>> start

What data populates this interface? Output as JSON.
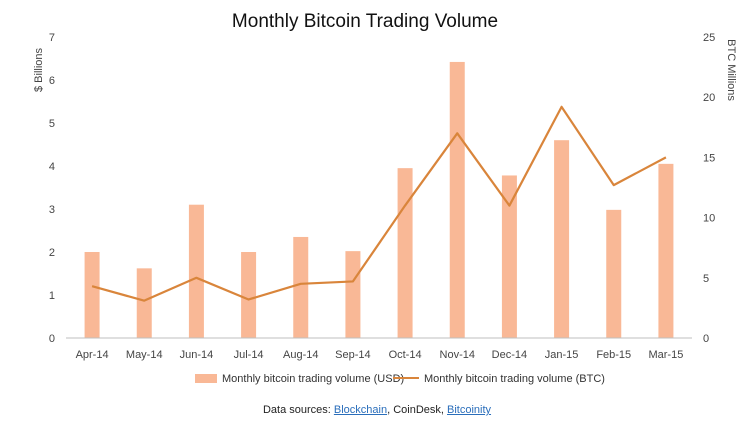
{
  "chart_data": {
    "type": "bar-line",
    "title": "Monthly Bitcoin Trading Volume",
    "categories": [
      "Apr-14",
      "May-14",
      "Jun-14",
      "Jul-14",
      "Aug-14",
      "Sep-14",
      "Oct-14",
      "Nov-14",
      "Dec-14",
      "Jan-15",
      "Feb-15",
      "Mar-15"
    ],
    "series": [
      {
        "name": "Monthly bitcoin trading volume (USD)",
        "type": "bar",
        "axis": "left",
        "color": "#f9b896",
        "values": [
          2.0,
          1.62,
          3.1,
          2.0,
          2.35,
          2.02,
          3.95,
          6.42,
          3.78,
          4.6,
          2.98,
          4.05
        ]
      },
      {
        "name": "Monthly bitcoin trading volume (BTC)",
        "type": "line",
        "axis": "right",
        "color": "#d9853b",
        "values": [
          4.3,
          3.1,
          5.0,
          3.2,
          4.5,
          4.7,
          11.0,
          17.0,
          11.0,
          19.2,
          12.7,
          15.0
        ]
      }
    ],
    "y_left": {
      "label": "$ Billions",
      "min": 0,
      "max": 7,
      "ticks": [
        "0",
        "1",
        "2",
        "3",
        "4",
        "5",
        "6",
        "7"
      ]
    },
    "y_right": {
      "label": "BTC Millions",
      "min": 0,
      "max": 25,
      "ticks": [
        "0",
        "5",
        "10",
        "15",
        "20",
        "25"
      ]
    },
    "grid": false,
    "legend_position": "bottom"
  },
  "footer": {
    "prefix": "Data sources: ",
    "source_1": "Blockchain",
    "separator_1": ", CoinDesk, ",
    "source_2": "Bitcoinity"
  }
}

>> end

YOUR INSTRUCTIONS
Collect every line above that contains the word "Monthly".

ANSWER TO THIS EXERCISE
    "title": "Monthly Bitcoin Trading Volume",
        "name": "Monthly bitcoin trading volume (USD)",
        "name": "Monthly bitcoin trading volume (BTC)",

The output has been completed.